> _EXERCISE BRIEF_
Identify the lines bearing the string "Published" and gather them.

================

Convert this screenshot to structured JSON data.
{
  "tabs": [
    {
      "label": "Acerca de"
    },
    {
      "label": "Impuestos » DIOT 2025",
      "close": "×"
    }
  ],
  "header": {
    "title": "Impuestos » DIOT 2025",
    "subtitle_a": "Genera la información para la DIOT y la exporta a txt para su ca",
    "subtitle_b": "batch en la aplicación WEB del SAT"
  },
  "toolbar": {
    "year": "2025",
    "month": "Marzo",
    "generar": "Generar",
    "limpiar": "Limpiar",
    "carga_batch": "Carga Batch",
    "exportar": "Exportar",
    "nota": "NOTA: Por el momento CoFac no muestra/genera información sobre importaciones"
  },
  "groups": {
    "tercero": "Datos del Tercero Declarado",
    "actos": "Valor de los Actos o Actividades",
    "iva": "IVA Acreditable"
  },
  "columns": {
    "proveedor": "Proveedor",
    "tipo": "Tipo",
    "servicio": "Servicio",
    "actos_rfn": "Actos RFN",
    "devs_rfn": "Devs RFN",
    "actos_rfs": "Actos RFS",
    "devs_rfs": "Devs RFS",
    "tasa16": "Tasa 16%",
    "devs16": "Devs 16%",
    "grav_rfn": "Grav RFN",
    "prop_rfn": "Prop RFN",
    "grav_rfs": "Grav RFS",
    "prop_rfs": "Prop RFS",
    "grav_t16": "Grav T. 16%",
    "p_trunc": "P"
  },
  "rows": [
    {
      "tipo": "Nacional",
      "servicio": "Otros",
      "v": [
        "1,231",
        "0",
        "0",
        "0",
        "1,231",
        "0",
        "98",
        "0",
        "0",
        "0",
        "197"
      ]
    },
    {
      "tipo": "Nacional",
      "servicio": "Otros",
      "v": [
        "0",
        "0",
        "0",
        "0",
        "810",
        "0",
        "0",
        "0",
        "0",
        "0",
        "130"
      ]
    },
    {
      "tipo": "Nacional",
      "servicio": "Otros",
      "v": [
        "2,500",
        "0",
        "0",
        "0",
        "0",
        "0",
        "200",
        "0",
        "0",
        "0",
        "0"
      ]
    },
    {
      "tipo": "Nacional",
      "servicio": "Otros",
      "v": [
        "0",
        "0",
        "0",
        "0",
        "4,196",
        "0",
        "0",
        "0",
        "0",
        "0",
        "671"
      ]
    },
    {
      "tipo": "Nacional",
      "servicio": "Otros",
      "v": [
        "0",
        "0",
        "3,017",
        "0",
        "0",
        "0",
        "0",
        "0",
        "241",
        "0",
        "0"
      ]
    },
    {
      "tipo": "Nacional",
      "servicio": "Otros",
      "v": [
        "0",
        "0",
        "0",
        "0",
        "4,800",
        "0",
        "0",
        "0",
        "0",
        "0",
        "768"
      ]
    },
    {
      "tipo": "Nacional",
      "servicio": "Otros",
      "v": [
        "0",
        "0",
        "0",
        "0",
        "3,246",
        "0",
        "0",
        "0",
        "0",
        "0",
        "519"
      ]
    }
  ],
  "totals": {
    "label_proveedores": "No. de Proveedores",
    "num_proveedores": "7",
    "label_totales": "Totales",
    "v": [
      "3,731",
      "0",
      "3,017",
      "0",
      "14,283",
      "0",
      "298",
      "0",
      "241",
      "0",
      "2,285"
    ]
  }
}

================

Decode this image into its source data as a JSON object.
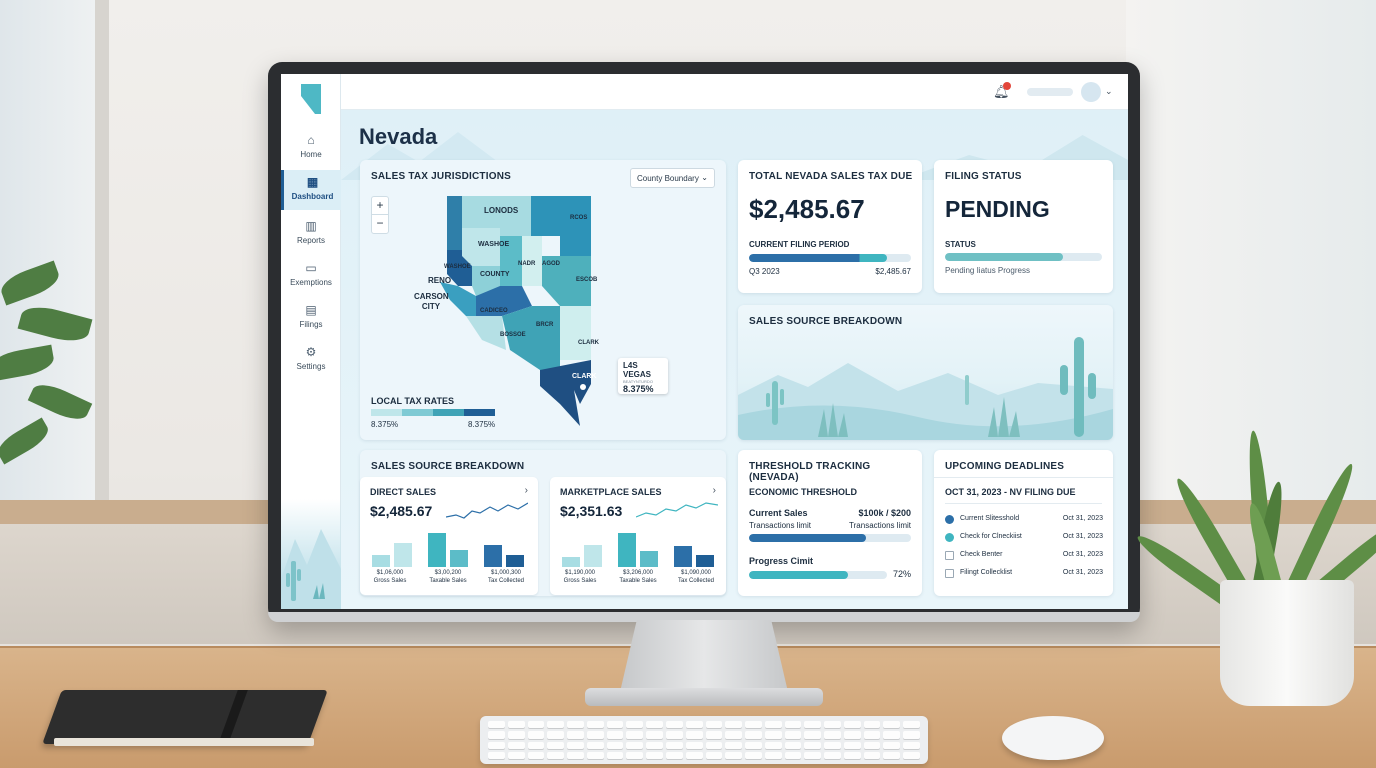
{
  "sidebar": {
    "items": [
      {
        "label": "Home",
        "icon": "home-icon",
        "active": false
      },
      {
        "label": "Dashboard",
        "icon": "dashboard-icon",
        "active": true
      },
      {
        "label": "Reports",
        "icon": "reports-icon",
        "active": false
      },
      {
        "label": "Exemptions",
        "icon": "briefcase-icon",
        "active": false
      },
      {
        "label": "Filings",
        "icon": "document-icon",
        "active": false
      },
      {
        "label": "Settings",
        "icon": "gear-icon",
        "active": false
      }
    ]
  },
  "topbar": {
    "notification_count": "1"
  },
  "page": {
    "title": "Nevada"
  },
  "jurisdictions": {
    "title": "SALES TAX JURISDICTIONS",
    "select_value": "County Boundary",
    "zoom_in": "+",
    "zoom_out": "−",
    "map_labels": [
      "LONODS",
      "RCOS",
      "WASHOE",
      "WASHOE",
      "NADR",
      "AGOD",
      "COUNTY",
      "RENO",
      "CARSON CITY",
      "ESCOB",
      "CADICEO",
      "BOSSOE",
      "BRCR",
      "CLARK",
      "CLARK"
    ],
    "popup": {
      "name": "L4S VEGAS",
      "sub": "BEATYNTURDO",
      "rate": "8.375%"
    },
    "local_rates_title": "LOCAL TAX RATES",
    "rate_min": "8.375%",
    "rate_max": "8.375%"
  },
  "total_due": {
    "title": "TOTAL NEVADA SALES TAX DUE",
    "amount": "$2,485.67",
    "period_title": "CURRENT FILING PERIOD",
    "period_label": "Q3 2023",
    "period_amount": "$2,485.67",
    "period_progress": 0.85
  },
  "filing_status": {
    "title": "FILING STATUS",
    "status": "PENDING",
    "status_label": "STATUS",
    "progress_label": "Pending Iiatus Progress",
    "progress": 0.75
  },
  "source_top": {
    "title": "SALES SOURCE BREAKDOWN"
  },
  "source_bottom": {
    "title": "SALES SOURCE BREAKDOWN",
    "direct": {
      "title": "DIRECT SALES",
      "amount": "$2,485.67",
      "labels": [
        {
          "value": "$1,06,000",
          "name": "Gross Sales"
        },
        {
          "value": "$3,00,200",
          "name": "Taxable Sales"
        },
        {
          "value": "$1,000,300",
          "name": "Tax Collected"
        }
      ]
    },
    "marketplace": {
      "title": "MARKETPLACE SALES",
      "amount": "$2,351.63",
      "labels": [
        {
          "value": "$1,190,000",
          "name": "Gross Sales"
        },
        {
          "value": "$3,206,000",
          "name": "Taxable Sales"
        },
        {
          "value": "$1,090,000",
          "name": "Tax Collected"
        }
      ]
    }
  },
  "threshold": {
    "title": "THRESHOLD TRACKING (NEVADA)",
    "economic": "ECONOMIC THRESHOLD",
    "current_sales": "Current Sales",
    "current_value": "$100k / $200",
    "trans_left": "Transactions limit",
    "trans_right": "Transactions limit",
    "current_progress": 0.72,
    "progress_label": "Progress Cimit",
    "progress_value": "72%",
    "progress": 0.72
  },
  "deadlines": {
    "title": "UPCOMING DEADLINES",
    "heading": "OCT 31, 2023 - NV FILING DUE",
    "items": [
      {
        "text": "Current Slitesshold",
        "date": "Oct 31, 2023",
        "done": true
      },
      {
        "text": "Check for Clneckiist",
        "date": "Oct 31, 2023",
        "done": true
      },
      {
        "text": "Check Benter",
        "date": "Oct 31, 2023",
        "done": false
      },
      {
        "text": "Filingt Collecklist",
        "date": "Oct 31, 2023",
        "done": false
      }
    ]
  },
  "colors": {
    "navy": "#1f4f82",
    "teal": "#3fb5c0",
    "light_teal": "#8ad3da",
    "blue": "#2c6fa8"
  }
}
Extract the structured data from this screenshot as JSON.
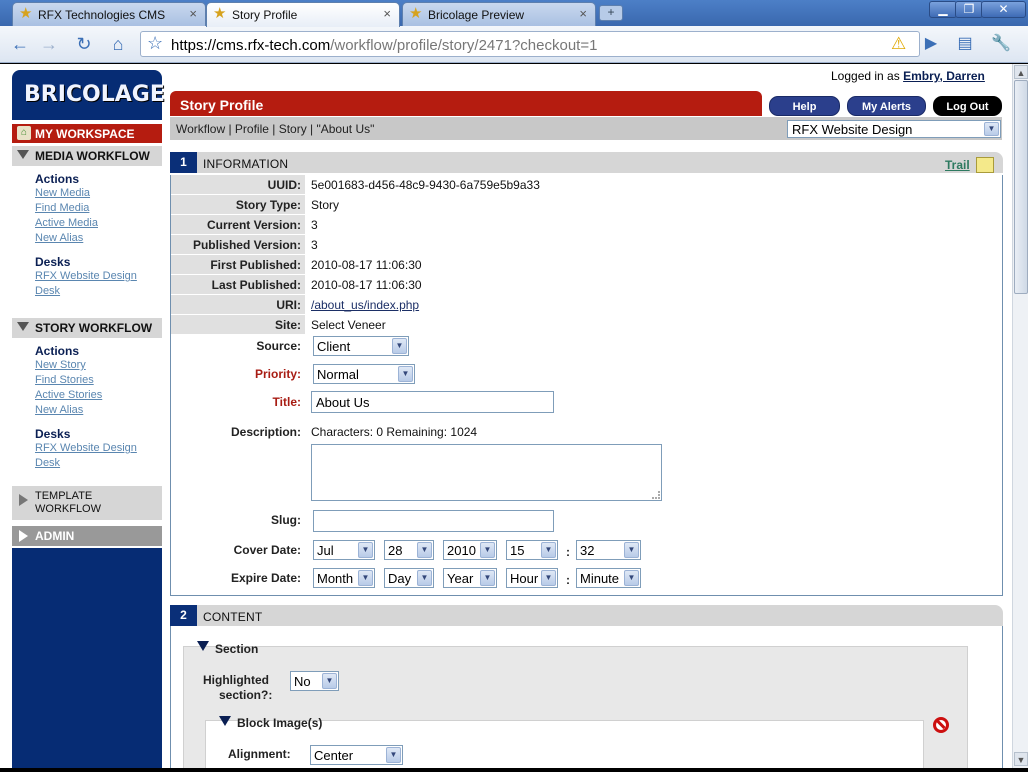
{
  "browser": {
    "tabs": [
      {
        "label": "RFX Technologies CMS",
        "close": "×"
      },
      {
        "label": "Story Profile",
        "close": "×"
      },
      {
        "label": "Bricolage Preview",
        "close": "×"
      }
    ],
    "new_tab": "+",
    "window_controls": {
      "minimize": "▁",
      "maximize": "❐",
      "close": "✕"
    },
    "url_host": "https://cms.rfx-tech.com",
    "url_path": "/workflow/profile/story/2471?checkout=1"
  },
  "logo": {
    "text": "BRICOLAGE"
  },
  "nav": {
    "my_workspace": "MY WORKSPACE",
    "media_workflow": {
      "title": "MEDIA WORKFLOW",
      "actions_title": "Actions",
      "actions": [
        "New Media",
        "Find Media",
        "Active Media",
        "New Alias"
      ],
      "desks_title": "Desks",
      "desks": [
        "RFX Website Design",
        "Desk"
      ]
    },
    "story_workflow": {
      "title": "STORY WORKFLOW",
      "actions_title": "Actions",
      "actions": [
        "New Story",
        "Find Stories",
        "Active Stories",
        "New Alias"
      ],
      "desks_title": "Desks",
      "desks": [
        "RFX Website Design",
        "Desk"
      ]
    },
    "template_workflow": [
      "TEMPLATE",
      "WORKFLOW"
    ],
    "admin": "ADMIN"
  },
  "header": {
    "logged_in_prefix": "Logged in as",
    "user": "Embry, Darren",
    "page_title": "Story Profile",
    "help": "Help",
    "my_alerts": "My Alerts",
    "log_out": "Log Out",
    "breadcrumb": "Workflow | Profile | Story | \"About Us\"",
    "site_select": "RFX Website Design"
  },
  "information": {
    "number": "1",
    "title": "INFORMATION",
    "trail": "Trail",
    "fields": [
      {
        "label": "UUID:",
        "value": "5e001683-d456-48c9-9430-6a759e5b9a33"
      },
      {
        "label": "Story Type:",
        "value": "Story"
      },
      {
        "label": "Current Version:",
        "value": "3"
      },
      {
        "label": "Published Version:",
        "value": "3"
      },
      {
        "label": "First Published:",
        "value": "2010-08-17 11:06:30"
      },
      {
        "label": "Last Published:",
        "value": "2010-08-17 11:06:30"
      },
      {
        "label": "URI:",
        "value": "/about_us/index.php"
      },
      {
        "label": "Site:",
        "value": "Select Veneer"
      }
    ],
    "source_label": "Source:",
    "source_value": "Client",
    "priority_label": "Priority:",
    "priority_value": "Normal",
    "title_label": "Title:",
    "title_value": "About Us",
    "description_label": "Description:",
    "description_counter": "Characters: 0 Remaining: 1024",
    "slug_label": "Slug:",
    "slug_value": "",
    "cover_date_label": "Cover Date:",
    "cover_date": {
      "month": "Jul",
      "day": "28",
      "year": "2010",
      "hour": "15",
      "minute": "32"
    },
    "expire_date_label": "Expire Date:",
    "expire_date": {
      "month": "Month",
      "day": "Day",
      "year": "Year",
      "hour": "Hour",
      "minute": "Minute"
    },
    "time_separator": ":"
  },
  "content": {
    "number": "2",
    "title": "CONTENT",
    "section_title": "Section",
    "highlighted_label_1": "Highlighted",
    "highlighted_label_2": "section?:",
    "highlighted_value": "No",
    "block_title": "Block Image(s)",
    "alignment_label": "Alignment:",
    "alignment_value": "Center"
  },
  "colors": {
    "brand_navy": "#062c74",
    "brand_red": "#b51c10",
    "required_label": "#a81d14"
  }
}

================

> _CORRECT RESPONSE_
        "label": "Published Version:",
        "label": "First Published:",
        "label": "Last Published:",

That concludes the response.